| EXERCISE BRIEF |
Copy out the listing exactly.

Begin INPUT

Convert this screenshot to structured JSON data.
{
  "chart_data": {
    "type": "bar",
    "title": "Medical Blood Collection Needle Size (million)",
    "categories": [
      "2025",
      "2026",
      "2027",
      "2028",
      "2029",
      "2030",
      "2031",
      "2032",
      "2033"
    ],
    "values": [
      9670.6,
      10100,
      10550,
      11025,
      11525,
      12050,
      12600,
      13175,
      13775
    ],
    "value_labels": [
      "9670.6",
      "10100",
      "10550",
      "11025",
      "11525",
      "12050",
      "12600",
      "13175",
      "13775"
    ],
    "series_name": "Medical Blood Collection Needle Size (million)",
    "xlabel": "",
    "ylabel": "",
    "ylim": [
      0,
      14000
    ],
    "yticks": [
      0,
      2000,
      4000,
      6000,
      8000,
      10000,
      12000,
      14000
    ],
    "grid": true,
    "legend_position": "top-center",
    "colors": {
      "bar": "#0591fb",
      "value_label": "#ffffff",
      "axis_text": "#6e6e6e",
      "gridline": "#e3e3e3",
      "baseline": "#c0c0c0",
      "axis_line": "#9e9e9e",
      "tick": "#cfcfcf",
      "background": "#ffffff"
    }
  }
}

End INPUT

| ANSWER FOR THE TASK |
Convert this screenshot to structured JSON data.
{
  "chart_data": {
    "type": "bar",
    "title": "Medical Blood Collection Needle Size (million)",
    "categories": [
      "2025",
      "2026",
      "2027",
      "2028",
      "2029",
      "2030",
      "2031",
      "2032",
      "2033"
    ],
    "values": [
      9670.6,
      10100,
      10550,
      11025,
      11525,
      12050,
      12600,
      13175,
      13775
    ],
    "value_labels": [
      "9670.6",
      "10100",
      "10550",
      "11025",
      "11525",
      "12050",
      "12600",
      "13175",
      "13775"
    ],
    "series_name": "Medical Blood Collection Needle Size (million)",
    "xlabel": "",
    "ylabel": "",
    "ylim": [
      0,
      14000
    ],
    "yticks": [
      0,
      2000,
      4000,
      6000,
      8000,
      10000,
      12000,
      14000
    ],
    "grid": true,
    "legend_position": "top-center",
    "colors": {
      "bar": "#0591fb",
      "value_label": "#ffffff",
      "axis_text": "#6e6e6e",
      "gridline": "#e3e3e3",
      "baseline": "#c0c0c0",
      "axis_line": "#9e9e9e",
      "tick": "#cfcfcf",
      "background": "#ffffff"
    }
  }
}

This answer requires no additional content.